┌─ Trecho fornecido

A Lei de Moisés e a compreensão do aparentemente incompreensível

Uma explicação da legislação judaica, preparatória para a cristã, voltada especialmente para as leis que não parecem fazer sentido.


"Moisés é o caminho da destruição ao favorecimento."

Destruição (Shemad) = Shin (300) Mem (40) Dalet (4) = 344

Moisés (Moshe) = Mem (40) Shin (300), Hei (5) = 345

Favorecimento (Ratzon) = Reish (200) Tzade (90) Vav (6) Nun (50) = 346

A Lei judaica, dada por Deus a Moisés no Monte Sinai, é habitualmente dividida em três tipos gerais de normas:

Mishpatim, as normas a que poderíamos chegar pelo uso da razão;

Eidot, as normas referentes a festas e comemorações, a que não poderíamos chegar pelo uso da razão, mas que depois que aprendemos o seu significado, fazem sentido; e

Chukim, as normas que aparentemente não fazem sentido algum.

O tema deste trabalho é fundamentalmente os Chukim, mas para que possamos entender melhor a diferença entre os três tipos de leis, devemos antes de mais nada proceder a uma explicação da natureza dos Mishpatim e das Eidot.

A Lei Natural é aquela Lei gravada pelo Senhor no coração de todos os homens. 

Se tomarmos qualquer religião não-revelada (hinduísmo, budismo, taoísmo, xintoísmo, etc.) veremos que eles têm, de uma forma ou de outra, no seu código de comportamento, a Lei Natural. Perguntando-se a um sábio chinês se é lícito matar ou roubar, a resposta será negativa. Isso não ocorre porque ele tenha recebido uma revelação de Deus, mas simplesmente por ser fácil perceber que uma sociedade em que o assassinato ou o roubo fossem lícitos seria uma sociedade que não perduraria por muito tempo. Para que o homem possa subsistir socialmente, para que seja possível ao homem conviver mais ou menos pacificamente com seus irmãos, faz-se necessário que sejam seguidas algumas regras básicas de moral, que correspondem à Lei Natural.

└─
┌─ Dados fornecidos

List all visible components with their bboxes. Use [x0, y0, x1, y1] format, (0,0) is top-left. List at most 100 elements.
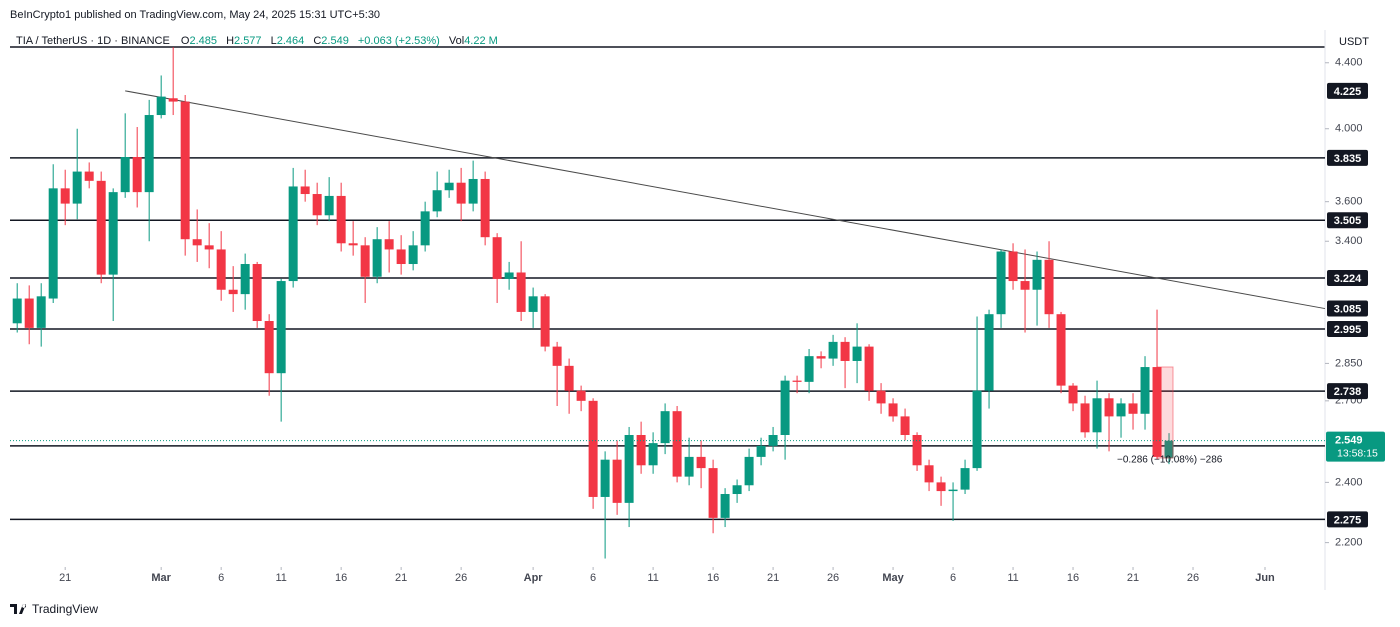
candle-body [60, 188, 70, 204]
candle-body [360, 245, 370, 277]
candle-body [684, 456, 694, 477]
volume-value: 4.22 M [464, 35, 498, 47]
candle-body [888, 403, 898, 417]
x-tick-label: 26 [1187, 572, 1199, 584]
logo-mark [10, 604, 27, 614]
open-letter: O [181, 35, 190, 47]
candle-body [324, 195, 334, 216]
measure-text: −0.286 (−10.08%) −286 [1117, 455, 1223, 466]
x-tick-label: 21 [767, 572, 779, 584]
candle-body [804, 356, 814, 382]
candle-body [636, 434, 646, 466]
symbol-header: TIA / TetherUS · 1D · BINANCE O2.485 H2.… [16, 35, 498, 47]
candle-body [480, 178, 490, 238]
y-tick-label: 3.600 [1335, 196, 1363, 208]
trendline-label: 3.085 [1334, 303, 1362, 315]
candle-body [924, 465, 934, 483]
candle-body [468, 178, 478, 204]
level-label: 2.995 [1334, 324, 1362, 336]
y-tick-label: 2.200 [1335, 537, 1363, 549]
candle-body [600, 459, 610, 497]
level-label: 3.835 [1334, 153, 1362, 165]
candle-body [288, 186, 298, 282]
logo-text: TradingView [32, 602, 98, 616]
level-label-box [1327, 321, 1368, 338]
candle-body [1140, 367, 1150, 414]
candle-body [264, 321, 274, 374]
candle-body [1008, 251, 1018, 282]
candle-body [444, 182, 454, 191]
candle-body [1104, 398, 1114, 417]
candle-body [864, 346, 874, 391]
tradingview-logo: TradingView [10, 602, 98, 616]
candle-body [672, 411, 682, 477]
candle-body [108, 192, 118, 275]
y-tick-label: 3.400 [1335, 235, 1363, 247]
x-tick-label: 11 [647, 572, 658, 584]
candle-body [504, 272, 514, 279]
candle-body [396, 249, 406, 265]
candle-body [168, 98, 178, 102]
candle-body [564, 365, 574, 391]
candle-body [96, 180, 106, 275]
candle-body [336, 195, 346, 244]
candle-body [312, 194, 322, 216]
candle-body [456, 182, 466, 204]
candle-body [1128, 403, 1138, 414]
x-tick-label: 11 [275, 572, 286, 584]
candle-body [648, 443, 658, 466]
candle-body [540, 296, 550, 347]
candle-body [900, 416, 910, 435]
candle-body [72, 171, 82, 204]
candle-body [1092, 398, 1102, 433]
level-label: 2.275 [1334, 514, 1362, 526]
candle-body [84, 171, 94, 181]
candle-body [156, 96, 166, 116]
candle-body [696, 456, 706, 469]
level-label-box [1327, 149, 1368, 166]
high-letter: H [226, 35, 234, 47]
x-tick-label: 21 [59, 572, 71, 584]
x-tick-label: 16 [1067, 572, 1079, 584]
candle-body [228, 289, 238, 295]
x-tick-label: 21 [1127, 572, 1139, 584]
open-value: 2.485 [189, 35, 217, 47]
candle-body [180, 101, 190, 240]
candle-body [792, 380, 802, 382]
candle-body [120, 156, 130, 193]
x-tick-label: Apr [524, 572, 544, 584]
candle-body [216, 249, 226, 290]
candle-body [204, 245, 214, 250]
candle-body [816, 356, 826, 359]
y-tick-label: 4.400 [1335, 57, 1363, 69]
y-tick-label: 2.850 [1335, 357, 1363, 369]
candle-body [408, 245, 418, 265]
candle-body [996, 251, 1006, 315]
x-tick-label: 26 [455, 572, 467, 584]
candle-body [960, 468, 970, 490]
x-tick-label: 16 [335, 572, 347, 584]
candle-body [1080, 403, 1090, 433]
candle-body [1044, 259, 1054, 315]
candle-body [12, 298, 22, 324]
x-tick-label: 21 [395, 572, 407, 584]
level-label-box [1327, 212, 1368, 229]
candle-body [972, 390, 982, 469]
candle-body [276, 281, 286, 374]
level-label-box [1327, 511, 1368, 528]
candle-body [132, 156, 142, 193]
candle-body [936, 482, 946, 492]
low-value: 2.464 [277, 35, 305, 47]
candle-body [492, 237, 502, 279]
last-price-label: 2.549 [1335, 435, 1363, 447]
x-tick-label: May [882, 572, 904, 584]
volume-label: Vol [449, 35, 464, 47]
candle-body [300, 186, 310, 195]
candle-body [912, 434, 922, 466]
candle-body [708, 468, 718, 518]
trendline-label: 4.225 [1334, 86, 1362, 98]
x-tick-label: 16 [707, 572, 719, 584]
candle-body [828, 341, 838, 359]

└─

No trecho fornecido, qual é o nome dado às normas da Lei judaica que aparentemente não fazem sentido algum?

Chukim.